## [WHAT TO DO]
Check each line for the word "tiburón" and report how many have it. Give nothing else.

*** ITEMS ***

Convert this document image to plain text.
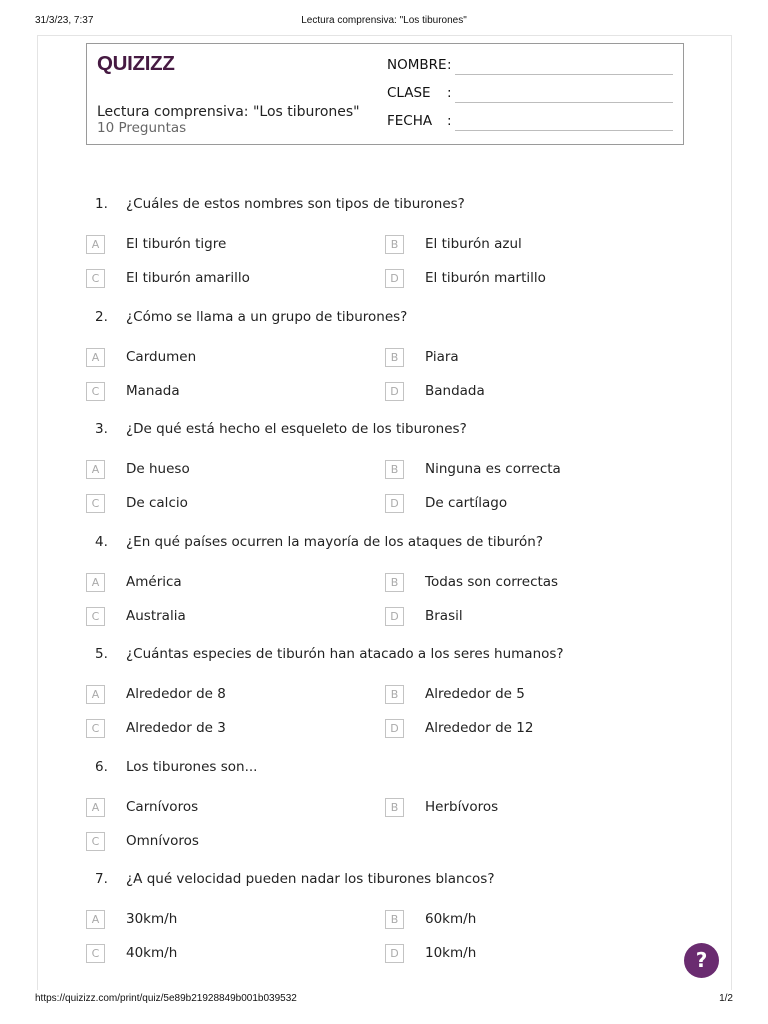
31/3/23, 7:37	Lectura comprensiva: "Los tiburones"
QUIZIZZ
Lectura comprensiva: "Los tiburones"
10 Preguntas
NOMBRE :
CLASE :
FECHA :
1. ¿Cuáles de estos nombres son tipos de tiburones?
A	El tiburón tigre	B	El tiburón azul
C	El tiburón amarillo	D	El tiburón martillo
2. ¿Cómo se llama a un grupo de tiburones?
A	Cardumen	B	Piara
C	Manada	D	Bandada
3. ¿De qué está hecho el esqueleto de los tiburones?
A	De hueso	B	Ninguna es correcta
C	De calcio	D	De cartílago
4. ¿En qué países ocurren la mayoría de los ataques de tiburón?
A	América	B	Todas son correctas
C	Australia	D	Brasil
5. ¿Cuántas especies de tiburón han atacado a los seres humanos?
A	Alrededor de 8	B	Alrededor de 5
C	Alrededor de 3	D	Alrededor de 12
6. Los tiburones son...
A	Carnívoros	B	Herbívoros
C	Omnívoros
7. ¿A qué velocidad pueden nadar los tiburones blancos?
A	30km/h	B	60km/h
C	40km/h	D	10km/h	?
https://quizizz.com/print/quiz/5e89b21928849b001b039532	1/2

***

## [ANSWER TO THE TASK]
4